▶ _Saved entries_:

- - - - - - -

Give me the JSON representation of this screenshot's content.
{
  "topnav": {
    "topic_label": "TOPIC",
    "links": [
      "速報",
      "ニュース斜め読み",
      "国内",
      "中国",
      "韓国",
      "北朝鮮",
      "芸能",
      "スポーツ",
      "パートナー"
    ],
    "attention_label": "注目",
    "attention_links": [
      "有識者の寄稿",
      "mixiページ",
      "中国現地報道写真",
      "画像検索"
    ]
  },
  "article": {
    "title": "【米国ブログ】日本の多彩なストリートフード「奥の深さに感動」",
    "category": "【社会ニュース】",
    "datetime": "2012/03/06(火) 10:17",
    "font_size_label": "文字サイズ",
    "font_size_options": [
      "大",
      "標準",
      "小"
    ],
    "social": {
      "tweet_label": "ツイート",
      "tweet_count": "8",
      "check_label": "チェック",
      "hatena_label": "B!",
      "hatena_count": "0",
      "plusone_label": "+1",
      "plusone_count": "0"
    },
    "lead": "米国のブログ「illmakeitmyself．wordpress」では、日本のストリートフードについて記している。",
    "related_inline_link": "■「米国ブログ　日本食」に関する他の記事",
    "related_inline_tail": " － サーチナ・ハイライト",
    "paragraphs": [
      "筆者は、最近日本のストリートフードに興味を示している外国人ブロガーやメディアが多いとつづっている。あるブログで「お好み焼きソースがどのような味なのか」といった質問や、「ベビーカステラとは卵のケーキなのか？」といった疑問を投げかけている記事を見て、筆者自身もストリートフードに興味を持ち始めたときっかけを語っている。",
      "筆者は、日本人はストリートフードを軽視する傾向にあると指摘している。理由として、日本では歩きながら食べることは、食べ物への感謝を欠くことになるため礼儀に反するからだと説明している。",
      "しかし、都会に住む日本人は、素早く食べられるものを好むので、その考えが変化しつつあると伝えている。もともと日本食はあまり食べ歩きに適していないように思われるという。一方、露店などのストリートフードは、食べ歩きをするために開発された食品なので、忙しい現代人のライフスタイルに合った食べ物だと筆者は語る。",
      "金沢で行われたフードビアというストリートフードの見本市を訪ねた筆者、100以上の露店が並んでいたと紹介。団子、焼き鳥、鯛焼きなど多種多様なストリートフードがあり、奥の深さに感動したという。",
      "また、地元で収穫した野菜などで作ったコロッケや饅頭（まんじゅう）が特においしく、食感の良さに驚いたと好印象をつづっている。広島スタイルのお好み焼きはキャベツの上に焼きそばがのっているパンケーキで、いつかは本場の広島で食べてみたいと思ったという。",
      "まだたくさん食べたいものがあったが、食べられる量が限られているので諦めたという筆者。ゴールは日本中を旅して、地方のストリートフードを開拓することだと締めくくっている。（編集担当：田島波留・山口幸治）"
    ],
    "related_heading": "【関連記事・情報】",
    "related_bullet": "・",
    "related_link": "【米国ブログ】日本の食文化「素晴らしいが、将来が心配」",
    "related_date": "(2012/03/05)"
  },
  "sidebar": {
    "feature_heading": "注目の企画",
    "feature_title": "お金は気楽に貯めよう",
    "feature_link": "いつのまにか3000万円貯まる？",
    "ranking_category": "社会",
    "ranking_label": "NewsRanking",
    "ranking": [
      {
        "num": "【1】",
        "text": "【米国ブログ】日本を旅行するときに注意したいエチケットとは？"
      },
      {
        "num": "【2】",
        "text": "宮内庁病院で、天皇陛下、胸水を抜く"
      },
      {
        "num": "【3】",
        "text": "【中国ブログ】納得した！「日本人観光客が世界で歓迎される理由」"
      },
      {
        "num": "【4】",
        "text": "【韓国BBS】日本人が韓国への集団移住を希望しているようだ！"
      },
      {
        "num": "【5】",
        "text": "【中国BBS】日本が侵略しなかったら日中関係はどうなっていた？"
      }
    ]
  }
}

- - - - - - -

▶ _Written instruction_: Copy every line from the entries that contains the word "米国ブログ".

▶ _Answer to the task_:
    "title": "【米国ブログ】日本の多彩なストリートフード「奥の深さに感動」",
    "related_inline_link": "■「米国ブログ　日本食」に関する他の記事",
    "related_link": "【米国ブログ】日本の食文化「素晴らしいが、将来が心配」",
        "text": "【米国ブログ】日本を旅行するときに注意したいエチケットとは？"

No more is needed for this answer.